GOAL OF THE EXERCISE: Below are records. Copy every line with "type" in it.

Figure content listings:
********

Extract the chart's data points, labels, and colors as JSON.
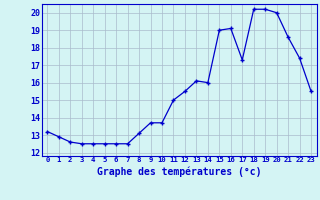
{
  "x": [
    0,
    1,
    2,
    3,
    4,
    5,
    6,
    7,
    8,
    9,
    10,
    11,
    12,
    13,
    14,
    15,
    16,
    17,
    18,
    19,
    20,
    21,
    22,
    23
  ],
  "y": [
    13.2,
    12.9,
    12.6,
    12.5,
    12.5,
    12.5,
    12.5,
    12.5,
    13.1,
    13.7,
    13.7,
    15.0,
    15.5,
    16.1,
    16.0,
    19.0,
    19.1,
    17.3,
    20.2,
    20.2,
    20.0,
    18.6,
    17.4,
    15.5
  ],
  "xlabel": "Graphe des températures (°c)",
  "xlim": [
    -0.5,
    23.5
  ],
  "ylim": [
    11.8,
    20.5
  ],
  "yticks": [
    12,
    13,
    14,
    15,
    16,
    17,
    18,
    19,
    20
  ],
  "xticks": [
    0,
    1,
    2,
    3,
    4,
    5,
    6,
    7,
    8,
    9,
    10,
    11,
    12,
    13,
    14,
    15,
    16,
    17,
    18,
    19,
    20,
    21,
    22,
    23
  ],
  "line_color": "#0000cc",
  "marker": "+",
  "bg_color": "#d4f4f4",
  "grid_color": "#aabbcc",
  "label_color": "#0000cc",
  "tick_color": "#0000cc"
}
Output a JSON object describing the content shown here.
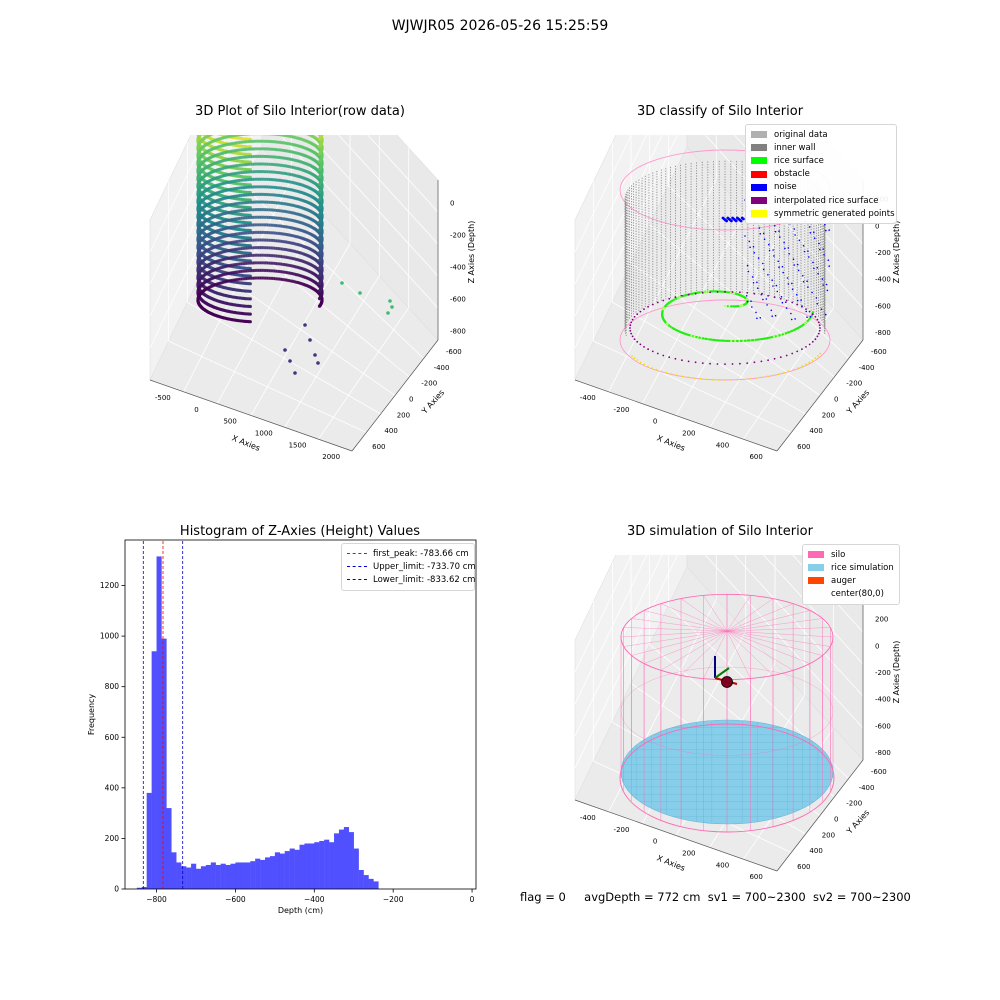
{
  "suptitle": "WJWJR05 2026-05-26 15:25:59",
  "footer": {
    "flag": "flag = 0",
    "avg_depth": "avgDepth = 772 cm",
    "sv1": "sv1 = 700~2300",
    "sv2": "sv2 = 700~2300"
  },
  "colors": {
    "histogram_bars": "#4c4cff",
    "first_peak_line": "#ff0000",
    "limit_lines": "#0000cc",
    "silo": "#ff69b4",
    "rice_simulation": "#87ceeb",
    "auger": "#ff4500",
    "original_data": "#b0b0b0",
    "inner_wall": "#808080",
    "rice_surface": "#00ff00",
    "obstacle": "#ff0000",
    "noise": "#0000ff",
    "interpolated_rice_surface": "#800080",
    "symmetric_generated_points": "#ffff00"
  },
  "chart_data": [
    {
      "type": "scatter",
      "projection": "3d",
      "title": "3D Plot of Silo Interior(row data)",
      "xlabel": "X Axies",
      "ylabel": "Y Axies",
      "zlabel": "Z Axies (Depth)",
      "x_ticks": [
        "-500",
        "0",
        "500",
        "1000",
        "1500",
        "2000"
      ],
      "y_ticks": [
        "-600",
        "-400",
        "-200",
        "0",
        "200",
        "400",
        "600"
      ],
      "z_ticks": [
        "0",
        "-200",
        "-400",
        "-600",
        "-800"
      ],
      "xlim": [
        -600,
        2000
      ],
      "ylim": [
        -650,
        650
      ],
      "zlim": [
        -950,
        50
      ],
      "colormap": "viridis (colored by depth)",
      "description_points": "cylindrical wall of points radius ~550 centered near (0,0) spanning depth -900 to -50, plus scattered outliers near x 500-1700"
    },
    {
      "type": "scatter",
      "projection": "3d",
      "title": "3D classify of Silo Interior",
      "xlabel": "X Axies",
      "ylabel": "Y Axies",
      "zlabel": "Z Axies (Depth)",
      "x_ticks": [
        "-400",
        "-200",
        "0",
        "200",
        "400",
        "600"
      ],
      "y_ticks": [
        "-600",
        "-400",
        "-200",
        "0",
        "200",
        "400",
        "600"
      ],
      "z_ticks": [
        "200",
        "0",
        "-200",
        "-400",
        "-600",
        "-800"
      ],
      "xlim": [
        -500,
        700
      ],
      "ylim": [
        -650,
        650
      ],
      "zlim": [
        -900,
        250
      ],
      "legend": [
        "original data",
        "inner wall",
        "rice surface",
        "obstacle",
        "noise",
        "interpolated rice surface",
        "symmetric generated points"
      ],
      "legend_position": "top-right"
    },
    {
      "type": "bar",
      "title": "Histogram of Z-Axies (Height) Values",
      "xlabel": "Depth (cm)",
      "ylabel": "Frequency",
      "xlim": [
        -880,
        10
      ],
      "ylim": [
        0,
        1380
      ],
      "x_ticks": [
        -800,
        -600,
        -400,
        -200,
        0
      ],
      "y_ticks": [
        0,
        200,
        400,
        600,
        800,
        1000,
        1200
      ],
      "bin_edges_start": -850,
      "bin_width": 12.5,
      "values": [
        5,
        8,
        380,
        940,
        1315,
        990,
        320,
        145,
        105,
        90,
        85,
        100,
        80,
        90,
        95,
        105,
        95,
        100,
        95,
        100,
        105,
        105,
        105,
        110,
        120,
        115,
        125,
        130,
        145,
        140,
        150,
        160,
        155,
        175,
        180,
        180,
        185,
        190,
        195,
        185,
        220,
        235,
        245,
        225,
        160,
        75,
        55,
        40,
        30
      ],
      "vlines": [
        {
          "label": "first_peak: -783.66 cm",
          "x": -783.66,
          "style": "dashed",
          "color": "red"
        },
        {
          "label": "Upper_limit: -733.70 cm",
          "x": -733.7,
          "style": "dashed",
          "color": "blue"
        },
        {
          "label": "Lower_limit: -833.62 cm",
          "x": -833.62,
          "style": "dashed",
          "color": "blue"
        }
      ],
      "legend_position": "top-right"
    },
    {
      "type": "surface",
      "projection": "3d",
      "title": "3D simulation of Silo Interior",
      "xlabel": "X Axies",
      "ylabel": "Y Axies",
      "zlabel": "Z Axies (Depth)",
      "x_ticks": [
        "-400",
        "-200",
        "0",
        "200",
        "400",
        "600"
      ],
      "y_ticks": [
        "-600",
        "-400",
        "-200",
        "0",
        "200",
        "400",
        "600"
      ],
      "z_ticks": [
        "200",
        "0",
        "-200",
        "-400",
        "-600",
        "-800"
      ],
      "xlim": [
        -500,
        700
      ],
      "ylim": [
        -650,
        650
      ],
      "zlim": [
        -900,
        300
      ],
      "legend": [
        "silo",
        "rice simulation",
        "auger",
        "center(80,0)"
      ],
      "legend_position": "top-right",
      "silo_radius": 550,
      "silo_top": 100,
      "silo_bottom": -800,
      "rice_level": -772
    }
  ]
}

********

ANSWER IN FULL:
      "type": "scatter",
      "type": "scatter",
      "type": "bar",
      "type": "surface",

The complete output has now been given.